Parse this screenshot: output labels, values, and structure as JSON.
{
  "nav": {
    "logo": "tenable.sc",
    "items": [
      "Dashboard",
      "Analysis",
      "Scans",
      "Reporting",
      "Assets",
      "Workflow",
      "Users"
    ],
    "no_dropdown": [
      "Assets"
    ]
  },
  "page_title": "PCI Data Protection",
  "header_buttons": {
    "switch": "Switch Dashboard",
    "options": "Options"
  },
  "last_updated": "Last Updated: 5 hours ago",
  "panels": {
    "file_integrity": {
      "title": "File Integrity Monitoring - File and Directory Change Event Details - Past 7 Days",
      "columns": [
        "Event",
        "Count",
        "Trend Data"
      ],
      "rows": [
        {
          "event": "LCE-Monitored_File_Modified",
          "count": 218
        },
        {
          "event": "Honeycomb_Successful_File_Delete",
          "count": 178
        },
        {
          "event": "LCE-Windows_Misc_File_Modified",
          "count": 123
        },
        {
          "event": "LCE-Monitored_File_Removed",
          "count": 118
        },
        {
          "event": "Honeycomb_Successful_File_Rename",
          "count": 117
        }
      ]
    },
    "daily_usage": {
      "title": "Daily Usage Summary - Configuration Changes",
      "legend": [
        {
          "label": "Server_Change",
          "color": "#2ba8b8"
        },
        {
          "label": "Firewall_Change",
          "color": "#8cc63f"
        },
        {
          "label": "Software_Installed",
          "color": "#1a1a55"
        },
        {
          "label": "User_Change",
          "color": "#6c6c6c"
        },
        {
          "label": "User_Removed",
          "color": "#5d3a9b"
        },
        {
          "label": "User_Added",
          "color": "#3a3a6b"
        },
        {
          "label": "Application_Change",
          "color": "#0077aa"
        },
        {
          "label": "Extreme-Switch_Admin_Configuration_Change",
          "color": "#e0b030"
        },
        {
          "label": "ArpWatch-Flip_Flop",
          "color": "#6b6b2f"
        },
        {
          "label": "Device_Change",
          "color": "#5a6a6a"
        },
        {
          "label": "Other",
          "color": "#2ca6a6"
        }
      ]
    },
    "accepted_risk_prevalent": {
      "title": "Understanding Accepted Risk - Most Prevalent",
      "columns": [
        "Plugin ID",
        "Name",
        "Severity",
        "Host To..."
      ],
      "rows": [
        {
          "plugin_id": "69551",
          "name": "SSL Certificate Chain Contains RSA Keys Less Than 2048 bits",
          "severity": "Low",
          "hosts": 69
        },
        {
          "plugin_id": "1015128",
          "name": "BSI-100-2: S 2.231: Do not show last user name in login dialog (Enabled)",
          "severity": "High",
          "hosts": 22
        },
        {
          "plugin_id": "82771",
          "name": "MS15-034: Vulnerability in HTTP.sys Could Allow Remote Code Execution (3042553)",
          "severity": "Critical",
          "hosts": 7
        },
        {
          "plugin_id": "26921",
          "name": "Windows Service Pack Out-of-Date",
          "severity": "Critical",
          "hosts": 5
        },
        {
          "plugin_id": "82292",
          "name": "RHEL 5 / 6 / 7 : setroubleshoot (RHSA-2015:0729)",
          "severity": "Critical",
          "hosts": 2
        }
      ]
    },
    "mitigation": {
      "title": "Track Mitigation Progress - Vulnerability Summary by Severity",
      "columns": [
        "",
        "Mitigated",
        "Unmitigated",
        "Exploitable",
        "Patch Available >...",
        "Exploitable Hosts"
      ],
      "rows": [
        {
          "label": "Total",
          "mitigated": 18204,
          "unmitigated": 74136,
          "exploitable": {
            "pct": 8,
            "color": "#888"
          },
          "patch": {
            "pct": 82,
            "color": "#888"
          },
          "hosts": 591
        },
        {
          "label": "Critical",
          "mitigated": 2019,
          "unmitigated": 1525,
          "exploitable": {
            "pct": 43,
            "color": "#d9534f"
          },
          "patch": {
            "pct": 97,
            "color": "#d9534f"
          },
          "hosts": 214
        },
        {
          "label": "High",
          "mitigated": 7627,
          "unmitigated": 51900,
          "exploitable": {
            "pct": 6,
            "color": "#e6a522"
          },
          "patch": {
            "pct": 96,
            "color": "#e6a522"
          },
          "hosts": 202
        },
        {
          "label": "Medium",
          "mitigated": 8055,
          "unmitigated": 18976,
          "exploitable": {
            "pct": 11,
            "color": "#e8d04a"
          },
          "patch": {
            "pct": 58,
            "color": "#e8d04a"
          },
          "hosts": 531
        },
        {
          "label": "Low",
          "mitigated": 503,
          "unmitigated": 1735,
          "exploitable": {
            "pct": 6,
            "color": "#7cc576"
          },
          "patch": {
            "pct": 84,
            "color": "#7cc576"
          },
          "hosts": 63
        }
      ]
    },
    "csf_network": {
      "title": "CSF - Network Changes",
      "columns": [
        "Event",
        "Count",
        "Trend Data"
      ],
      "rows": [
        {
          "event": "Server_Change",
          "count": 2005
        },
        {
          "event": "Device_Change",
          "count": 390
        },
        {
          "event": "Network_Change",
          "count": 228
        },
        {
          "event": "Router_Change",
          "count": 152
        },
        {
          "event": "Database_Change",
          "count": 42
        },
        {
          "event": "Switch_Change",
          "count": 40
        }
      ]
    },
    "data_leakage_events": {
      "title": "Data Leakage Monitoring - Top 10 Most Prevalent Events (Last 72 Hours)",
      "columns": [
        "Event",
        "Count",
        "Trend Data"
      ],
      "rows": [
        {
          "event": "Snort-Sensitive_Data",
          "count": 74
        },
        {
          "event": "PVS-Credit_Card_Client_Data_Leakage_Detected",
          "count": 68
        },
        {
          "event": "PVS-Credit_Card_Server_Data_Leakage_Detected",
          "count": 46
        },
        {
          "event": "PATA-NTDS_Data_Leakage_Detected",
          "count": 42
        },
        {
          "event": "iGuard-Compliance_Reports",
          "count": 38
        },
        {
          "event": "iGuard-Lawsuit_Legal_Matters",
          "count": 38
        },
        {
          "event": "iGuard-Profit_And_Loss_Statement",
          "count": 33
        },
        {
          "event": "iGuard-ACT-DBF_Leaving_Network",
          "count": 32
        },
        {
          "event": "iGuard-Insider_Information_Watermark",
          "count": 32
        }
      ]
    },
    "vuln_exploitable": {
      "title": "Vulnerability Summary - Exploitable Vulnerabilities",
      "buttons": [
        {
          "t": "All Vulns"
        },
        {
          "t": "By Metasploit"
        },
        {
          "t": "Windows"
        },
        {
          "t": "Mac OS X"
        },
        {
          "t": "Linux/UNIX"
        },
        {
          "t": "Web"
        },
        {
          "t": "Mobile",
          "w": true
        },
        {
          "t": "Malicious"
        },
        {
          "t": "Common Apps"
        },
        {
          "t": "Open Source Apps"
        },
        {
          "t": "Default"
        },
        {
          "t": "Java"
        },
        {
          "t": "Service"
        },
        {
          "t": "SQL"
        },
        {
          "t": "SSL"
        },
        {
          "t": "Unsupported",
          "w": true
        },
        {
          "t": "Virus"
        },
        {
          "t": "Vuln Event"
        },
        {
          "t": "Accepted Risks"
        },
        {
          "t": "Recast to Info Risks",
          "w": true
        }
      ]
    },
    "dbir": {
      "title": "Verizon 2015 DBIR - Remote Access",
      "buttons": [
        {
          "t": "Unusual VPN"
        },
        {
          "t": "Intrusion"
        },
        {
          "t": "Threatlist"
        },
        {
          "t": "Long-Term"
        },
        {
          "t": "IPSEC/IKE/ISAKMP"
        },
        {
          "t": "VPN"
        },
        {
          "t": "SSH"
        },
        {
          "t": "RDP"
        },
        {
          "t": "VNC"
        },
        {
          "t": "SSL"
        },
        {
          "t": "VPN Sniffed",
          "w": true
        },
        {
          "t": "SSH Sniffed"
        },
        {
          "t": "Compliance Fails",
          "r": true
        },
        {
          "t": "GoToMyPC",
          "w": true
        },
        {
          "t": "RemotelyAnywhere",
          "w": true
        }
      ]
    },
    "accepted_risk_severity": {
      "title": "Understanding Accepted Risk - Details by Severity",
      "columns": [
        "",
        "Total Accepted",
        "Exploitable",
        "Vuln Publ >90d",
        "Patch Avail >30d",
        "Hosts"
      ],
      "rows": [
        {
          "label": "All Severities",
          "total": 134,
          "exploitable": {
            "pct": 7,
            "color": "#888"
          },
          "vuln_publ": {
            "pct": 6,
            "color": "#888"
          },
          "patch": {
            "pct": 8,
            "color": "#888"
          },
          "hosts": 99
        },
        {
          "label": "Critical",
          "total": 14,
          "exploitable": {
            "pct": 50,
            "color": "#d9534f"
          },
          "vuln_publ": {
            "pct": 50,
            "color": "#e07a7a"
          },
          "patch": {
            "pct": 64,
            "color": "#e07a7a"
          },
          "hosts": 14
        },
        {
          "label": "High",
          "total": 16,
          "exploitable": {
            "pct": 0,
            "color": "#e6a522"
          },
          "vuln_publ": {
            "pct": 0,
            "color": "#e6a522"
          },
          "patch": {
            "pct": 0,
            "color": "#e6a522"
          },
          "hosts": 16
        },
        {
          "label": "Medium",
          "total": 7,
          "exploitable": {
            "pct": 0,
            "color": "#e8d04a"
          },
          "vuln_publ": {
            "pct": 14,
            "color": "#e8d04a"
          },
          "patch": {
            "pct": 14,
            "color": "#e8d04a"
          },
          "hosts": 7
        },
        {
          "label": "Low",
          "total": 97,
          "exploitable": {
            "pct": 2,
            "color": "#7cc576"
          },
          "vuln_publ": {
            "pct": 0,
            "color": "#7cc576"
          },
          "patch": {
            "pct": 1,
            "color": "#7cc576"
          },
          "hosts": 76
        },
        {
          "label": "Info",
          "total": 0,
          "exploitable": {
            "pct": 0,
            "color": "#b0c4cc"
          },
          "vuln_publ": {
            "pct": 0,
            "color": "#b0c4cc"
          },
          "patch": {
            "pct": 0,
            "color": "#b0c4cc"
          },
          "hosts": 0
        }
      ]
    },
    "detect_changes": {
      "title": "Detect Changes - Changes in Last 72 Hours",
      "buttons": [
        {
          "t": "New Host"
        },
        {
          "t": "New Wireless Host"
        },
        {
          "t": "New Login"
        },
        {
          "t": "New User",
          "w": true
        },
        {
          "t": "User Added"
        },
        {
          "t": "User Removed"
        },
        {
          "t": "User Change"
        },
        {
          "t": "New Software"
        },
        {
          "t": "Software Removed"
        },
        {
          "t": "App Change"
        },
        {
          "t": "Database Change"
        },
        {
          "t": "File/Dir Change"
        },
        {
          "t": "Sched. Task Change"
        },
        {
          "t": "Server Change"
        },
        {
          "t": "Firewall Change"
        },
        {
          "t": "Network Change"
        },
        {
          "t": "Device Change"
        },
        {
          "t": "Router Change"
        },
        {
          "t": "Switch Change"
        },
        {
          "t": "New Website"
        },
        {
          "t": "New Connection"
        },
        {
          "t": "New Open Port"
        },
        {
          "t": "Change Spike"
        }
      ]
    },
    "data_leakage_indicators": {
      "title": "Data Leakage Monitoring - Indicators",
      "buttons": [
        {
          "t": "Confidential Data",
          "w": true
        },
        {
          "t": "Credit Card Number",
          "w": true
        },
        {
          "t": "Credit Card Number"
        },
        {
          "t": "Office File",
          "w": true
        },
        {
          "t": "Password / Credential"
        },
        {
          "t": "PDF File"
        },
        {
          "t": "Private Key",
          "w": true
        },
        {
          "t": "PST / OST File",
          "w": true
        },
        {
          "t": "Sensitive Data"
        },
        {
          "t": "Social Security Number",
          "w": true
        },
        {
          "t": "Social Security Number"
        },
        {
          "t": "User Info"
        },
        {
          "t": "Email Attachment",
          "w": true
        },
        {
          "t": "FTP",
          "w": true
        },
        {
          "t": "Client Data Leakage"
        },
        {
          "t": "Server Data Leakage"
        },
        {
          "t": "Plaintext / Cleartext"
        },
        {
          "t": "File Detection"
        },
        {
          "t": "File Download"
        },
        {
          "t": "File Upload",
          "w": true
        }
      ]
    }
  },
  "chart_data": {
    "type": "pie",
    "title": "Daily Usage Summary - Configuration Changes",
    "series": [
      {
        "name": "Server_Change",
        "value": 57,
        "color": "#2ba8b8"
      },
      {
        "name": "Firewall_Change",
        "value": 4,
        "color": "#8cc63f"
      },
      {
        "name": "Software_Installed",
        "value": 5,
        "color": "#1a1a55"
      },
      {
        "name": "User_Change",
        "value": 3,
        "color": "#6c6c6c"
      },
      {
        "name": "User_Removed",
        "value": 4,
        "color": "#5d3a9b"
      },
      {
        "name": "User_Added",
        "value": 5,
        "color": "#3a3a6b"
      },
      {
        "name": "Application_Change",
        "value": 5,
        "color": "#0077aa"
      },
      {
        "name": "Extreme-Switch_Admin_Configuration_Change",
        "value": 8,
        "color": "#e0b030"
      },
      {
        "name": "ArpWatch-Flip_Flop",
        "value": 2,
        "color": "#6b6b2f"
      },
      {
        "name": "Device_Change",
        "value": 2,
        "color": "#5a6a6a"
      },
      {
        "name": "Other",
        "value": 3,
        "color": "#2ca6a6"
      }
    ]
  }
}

PROBLEM TO SOLVE:
Reproduce every line in the data that has the word "Most" in it.

ANSWER BELOW:
      "title": "Understanding Accepted Risk - Most Prevalent",
      "title": "Data Leakage Monitoring - Top 10 Most Prevalent Events (Last 72 Hours)",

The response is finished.